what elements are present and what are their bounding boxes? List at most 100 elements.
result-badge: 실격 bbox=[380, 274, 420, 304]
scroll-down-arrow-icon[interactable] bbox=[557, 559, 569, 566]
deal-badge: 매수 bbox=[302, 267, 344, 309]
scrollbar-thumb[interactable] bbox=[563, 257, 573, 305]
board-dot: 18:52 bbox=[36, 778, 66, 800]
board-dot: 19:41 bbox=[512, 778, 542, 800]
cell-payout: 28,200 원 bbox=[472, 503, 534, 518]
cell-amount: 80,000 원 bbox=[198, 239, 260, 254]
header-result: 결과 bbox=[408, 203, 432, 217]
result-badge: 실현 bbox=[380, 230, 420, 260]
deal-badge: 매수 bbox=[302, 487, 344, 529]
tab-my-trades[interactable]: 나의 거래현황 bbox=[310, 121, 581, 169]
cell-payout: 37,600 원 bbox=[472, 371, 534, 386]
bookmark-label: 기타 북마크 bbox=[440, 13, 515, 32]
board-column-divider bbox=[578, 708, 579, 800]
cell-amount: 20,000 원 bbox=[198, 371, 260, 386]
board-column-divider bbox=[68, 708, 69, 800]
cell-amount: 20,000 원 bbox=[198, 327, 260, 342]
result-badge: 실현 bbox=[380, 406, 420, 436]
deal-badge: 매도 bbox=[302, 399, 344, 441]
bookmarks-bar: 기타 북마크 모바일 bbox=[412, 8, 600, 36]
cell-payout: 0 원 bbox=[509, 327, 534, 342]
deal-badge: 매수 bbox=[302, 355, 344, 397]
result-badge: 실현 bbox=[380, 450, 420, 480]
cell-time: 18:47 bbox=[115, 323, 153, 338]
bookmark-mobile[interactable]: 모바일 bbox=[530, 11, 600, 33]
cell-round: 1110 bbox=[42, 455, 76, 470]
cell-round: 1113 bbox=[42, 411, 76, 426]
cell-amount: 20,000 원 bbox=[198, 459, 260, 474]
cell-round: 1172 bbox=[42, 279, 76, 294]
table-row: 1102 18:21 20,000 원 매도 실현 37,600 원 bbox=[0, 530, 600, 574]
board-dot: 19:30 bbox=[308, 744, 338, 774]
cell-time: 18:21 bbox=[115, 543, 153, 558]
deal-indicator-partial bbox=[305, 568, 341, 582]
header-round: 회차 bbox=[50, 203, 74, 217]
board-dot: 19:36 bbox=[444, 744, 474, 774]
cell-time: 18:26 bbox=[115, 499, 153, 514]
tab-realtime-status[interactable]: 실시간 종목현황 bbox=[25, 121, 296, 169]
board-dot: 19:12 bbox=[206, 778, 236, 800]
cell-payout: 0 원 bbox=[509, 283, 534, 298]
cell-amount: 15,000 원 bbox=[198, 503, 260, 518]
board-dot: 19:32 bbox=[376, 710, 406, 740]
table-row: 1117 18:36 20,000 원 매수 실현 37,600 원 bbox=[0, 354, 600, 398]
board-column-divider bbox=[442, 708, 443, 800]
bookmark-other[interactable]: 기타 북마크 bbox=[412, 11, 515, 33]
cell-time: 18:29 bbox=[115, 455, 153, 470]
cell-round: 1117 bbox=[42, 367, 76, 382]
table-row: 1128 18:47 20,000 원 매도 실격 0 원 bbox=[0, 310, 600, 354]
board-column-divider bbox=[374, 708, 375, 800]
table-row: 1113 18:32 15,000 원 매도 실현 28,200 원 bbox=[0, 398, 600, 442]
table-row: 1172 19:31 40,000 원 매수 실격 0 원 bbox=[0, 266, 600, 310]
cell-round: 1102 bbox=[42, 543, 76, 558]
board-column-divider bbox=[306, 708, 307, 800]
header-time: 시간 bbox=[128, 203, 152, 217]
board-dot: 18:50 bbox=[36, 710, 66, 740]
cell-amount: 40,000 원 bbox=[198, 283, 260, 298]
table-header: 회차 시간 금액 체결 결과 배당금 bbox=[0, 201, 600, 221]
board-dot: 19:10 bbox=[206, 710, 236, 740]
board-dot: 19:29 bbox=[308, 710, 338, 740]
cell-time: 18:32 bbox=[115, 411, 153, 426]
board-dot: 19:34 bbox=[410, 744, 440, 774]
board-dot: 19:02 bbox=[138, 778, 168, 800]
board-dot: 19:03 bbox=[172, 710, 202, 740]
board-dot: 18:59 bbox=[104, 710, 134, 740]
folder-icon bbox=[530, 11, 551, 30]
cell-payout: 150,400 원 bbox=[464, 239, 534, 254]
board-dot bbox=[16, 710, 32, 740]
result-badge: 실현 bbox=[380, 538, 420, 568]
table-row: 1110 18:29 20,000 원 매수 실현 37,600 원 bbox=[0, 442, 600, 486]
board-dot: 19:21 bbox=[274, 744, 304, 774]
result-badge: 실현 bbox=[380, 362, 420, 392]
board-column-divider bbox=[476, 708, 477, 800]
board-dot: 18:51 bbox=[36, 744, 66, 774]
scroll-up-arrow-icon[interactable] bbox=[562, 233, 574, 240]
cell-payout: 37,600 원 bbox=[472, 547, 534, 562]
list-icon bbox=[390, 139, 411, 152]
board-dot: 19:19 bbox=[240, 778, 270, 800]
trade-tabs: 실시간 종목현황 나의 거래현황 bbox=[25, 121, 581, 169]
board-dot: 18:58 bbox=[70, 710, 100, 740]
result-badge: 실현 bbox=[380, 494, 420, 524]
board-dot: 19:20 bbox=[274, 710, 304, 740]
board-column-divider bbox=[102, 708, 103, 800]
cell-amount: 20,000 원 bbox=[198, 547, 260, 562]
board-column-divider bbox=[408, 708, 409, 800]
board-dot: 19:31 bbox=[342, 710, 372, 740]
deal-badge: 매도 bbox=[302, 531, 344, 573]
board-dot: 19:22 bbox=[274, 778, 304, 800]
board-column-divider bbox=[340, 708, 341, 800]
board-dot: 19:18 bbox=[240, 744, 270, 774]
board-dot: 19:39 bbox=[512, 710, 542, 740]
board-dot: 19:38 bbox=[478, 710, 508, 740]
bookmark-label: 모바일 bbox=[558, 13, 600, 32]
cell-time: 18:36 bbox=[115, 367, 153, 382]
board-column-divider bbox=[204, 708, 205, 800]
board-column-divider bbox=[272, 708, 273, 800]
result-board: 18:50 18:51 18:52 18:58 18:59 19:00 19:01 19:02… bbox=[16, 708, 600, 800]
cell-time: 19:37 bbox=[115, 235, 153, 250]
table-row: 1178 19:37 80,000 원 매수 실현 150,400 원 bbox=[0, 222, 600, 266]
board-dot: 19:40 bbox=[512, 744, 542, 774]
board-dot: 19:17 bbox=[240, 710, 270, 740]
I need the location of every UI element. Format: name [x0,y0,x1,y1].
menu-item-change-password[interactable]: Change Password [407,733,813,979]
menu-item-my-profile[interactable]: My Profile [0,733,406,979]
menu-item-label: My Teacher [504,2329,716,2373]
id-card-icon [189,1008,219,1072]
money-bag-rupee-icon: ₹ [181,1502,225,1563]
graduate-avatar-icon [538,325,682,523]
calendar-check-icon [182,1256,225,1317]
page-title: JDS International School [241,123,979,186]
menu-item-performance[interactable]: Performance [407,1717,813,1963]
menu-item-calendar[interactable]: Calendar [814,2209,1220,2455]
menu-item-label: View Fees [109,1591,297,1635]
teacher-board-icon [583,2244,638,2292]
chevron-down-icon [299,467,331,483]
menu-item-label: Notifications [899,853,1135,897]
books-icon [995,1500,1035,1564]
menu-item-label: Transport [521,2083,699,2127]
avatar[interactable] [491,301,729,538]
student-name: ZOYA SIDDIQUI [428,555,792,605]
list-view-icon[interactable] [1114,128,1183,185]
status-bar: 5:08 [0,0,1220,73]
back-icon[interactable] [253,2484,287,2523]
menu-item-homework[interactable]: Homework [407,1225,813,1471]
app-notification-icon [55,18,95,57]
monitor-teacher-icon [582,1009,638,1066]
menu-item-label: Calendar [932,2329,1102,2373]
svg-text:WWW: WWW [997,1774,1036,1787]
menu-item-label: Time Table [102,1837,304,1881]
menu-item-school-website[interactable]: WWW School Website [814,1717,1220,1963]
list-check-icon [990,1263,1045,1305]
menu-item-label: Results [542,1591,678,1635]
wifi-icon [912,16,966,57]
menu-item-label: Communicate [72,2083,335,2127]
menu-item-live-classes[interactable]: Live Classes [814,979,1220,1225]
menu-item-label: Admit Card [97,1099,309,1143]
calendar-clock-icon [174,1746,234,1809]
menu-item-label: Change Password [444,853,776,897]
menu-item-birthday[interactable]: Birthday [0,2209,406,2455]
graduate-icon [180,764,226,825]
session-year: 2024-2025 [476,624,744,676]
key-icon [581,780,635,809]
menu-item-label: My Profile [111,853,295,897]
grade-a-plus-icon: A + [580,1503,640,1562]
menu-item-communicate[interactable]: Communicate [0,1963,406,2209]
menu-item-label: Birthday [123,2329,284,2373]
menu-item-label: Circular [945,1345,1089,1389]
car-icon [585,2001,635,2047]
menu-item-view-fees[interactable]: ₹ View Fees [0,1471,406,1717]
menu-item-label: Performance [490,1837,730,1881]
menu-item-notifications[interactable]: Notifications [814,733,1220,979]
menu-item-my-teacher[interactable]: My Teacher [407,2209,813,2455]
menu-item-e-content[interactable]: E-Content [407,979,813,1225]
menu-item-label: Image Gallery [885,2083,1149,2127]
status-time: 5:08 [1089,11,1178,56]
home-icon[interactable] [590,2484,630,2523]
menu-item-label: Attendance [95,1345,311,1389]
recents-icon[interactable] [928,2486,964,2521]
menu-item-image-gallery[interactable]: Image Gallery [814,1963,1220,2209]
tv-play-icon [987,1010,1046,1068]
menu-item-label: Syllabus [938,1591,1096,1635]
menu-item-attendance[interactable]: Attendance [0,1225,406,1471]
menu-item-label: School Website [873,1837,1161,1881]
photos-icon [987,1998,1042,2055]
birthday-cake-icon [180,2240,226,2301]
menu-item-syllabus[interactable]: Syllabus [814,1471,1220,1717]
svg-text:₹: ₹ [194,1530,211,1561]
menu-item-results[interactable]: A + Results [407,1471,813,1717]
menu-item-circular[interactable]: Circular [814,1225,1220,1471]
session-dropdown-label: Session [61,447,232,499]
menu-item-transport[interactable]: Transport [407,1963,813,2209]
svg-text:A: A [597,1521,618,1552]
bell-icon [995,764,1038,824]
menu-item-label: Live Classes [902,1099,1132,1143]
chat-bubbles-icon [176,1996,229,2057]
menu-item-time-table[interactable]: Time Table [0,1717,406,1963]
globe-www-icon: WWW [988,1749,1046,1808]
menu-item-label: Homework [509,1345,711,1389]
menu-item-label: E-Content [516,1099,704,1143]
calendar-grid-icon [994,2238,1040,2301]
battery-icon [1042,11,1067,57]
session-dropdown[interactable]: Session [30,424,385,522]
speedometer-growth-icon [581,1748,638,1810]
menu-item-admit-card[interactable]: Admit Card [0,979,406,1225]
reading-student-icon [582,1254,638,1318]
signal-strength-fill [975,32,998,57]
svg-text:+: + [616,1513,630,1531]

## [What needs to be done]
Repeat the data from its first line up to and including the line with "result-badge: 실현 bbox=[380, 230, 420, 260]", swapping "board-dot" for "board-marker" and leaving everything else unchanged.

## [Result]
what elements are present and what are their bounding boxes? List at most 100 elements.
result-badge: 실격 bbox=[380, 274, 420, 304]
scroll-down-arrow-icon[interactable] bbox=[557, 559, 569, 566]
deal-badge: 매수 bbox=[302, 267, 344, 309]
scrollbar-thumb[interactable] bbox=[563, 257, 573, 305]
board-marker: 18:52 bbox=[36, 778, 66, 800]
board-marker: 19:41 bbox=[512, 778, 542, 800]
cell-payout: 28,200 원 bbox=[472, 503, 534, 518]
cell-amount: 80,000 원 bbox=[198, 239, 260, 254]
header-result: 결과 bbox=[408, 203, 432, 217]
result-badge: 실현 bbox=[380, 230, 420, 260]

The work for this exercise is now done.